==== Extracted records
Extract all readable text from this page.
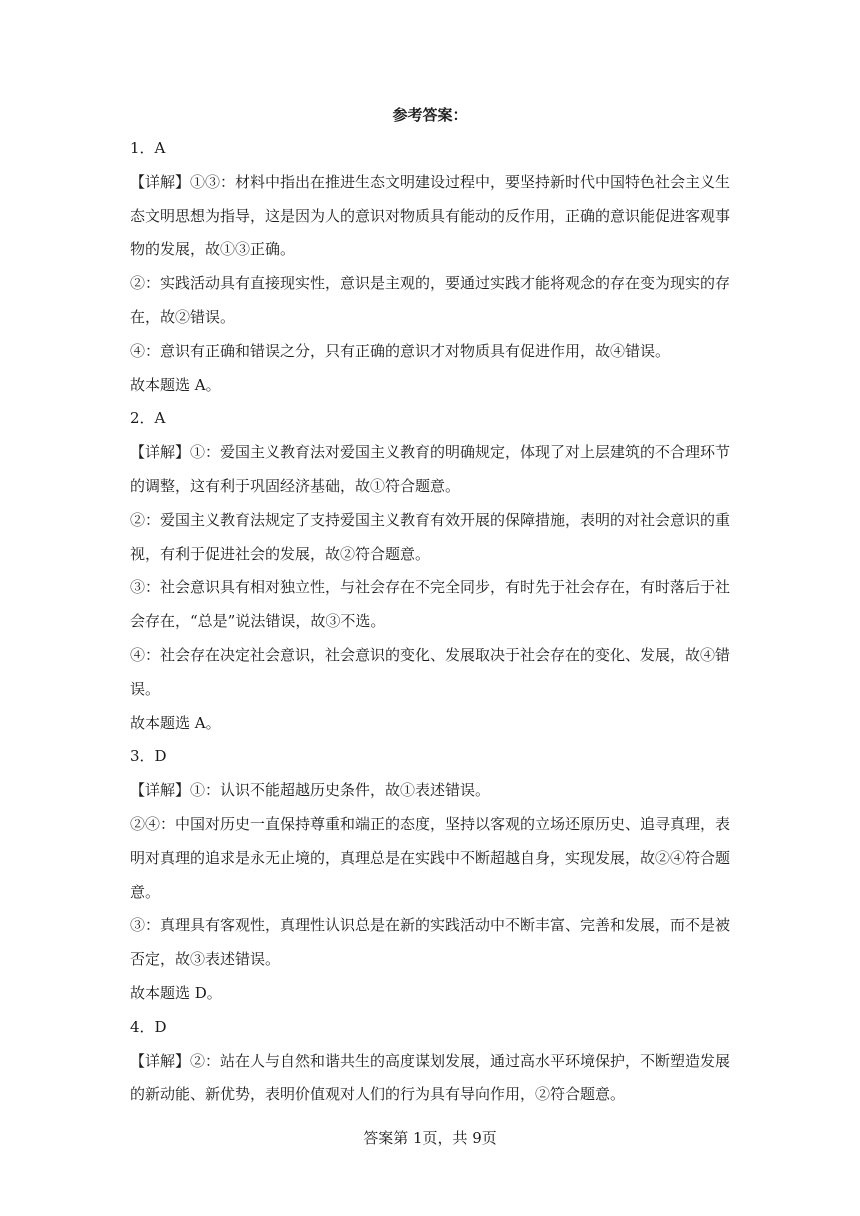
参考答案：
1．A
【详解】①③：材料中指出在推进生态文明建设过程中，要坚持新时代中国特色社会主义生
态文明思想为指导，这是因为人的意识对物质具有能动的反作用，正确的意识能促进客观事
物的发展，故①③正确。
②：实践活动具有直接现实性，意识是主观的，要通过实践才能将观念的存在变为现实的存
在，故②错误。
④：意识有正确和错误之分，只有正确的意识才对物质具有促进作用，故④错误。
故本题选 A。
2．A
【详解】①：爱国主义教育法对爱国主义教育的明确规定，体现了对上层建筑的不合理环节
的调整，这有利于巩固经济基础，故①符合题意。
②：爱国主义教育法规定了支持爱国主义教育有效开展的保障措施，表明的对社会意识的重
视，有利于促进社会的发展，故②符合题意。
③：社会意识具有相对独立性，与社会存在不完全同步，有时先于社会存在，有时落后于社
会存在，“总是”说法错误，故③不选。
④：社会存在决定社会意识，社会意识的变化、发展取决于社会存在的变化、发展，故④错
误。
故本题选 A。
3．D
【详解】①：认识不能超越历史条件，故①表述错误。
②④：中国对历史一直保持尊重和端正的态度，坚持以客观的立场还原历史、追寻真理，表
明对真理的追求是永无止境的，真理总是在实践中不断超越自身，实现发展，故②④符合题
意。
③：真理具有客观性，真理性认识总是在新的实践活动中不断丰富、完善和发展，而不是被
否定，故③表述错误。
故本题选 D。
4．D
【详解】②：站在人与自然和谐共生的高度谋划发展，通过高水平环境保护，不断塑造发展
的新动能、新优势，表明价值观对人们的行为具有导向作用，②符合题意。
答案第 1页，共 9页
========
==== Extracted records
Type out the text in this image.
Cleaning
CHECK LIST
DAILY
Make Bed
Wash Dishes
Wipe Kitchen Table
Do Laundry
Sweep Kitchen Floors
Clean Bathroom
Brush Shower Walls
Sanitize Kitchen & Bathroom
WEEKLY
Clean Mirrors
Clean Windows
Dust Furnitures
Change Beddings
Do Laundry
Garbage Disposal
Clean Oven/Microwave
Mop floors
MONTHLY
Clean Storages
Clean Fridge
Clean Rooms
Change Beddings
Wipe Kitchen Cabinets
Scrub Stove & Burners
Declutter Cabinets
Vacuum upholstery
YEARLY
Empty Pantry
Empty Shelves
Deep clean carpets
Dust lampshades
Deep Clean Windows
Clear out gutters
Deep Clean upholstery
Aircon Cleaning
========
==== Extracted records
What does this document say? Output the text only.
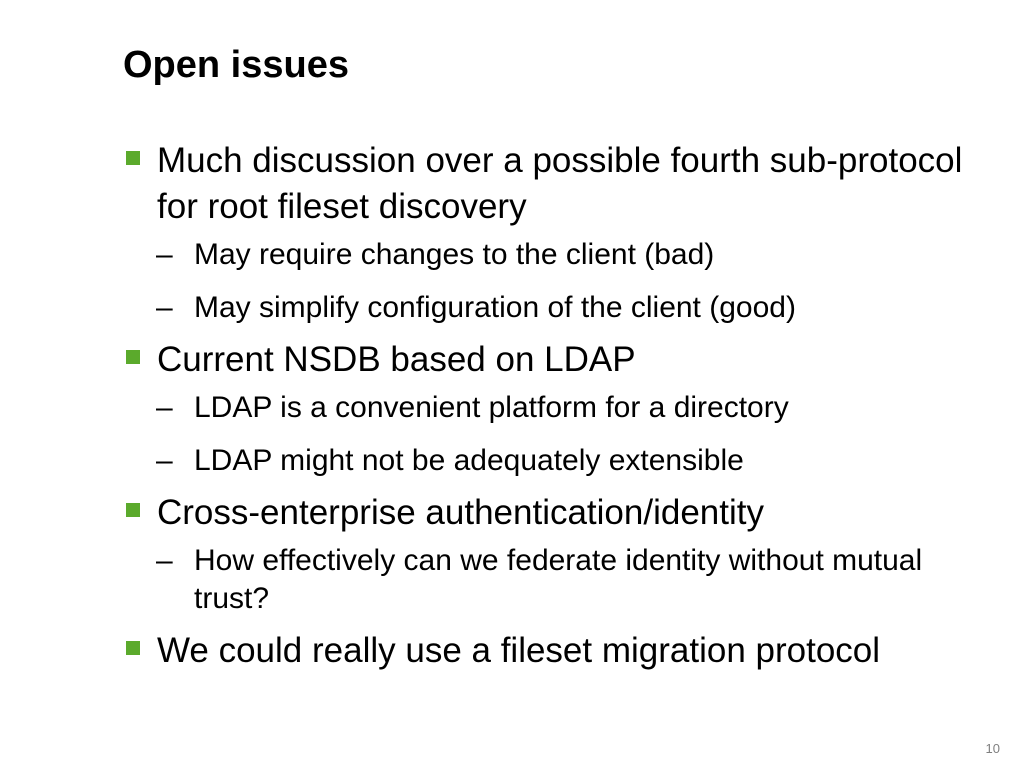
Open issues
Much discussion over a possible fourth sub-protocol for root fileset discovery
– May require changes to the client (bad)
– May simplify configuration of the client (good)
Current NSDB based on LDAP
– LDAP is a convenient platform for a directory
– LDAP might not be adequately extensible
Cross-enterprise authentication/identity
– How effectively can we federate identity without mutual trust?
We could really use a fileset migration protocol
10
========
### Requirements
Pull out each line containing the word "Cabinets" and copy it.

### Solution to the exercise
Wipe Kitchen Cabinets
Declutter Cabinets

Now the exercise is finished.